Task instructions
Below are the records; locate each line with the word "Чолаклы" and copy it.

## begin Dataset records

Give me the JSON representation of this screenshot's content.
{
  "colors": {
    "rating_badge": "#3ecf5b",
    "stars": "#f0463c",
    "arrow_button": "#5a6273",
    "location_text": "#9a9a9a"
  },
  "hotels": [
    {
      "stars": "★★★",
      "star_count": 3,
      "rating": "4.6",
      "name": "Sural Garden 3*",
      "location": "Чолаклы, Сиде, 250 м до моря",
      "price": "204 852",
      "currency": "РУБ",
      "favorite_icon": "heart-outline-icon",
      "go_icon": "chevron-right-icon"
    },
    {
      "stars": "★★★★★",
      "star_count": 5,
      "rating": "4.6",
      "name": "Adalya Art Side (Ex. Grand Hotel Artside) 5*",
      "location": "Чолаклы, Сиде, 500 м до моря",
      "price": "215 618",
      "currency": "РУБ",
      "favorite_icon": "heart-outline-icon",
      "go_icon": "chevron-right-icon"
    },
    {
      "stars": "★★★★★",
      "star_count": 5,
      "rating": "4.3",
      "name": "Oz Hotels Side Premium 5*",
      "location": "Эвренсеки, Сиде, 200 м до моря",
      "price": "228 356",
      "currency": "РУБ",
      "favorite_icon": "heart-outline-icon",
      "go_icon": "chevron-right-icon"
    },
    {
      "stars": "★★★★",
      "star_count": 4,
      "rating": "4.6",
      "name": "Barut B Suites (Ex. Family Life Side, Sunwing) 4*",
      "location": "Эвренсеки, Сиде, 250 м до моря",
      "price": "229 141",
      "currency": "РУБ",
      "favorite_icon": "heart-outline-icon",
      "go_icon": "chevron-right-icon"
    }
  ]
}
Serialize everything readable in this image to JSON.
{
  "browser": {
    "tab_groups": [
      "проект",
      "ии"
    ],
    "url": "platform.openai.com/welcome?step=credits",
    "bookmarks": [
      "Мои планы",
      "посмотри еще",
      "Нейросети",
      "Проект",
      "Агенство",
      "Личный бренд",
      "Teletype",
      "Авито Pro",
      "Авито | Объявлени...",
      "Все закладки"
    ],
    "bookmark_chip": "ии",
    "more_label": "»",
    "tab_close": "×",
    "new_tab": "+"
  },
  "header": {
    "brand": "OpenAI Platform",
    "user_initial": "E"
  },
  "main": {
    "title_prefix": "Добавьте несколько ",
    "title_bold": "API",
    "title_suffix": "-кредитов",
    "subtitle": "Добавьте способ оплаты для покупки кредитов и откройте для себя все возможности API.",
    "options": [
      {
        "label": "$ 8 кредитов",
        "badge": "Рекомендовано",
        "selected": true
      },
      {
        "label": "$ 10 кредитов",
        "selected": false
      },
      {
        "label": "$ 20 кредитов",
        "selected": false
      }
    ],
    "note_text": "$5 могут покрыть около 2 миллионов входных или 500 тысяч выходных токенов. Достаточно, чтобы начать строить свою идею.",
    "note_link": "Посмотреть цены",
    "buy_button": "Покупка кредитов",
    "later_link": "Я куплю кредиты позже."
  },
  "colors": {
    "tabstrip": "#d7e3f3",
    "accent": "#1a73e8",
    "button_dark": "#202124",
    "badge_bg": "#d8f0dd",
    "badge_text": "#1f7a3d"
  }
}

## end Dataset records

Task solution
      "location": "Чолаклы, Сиде, 250 м до моря",
      "location": "Чолаклы, Сиде, 500 м до моря",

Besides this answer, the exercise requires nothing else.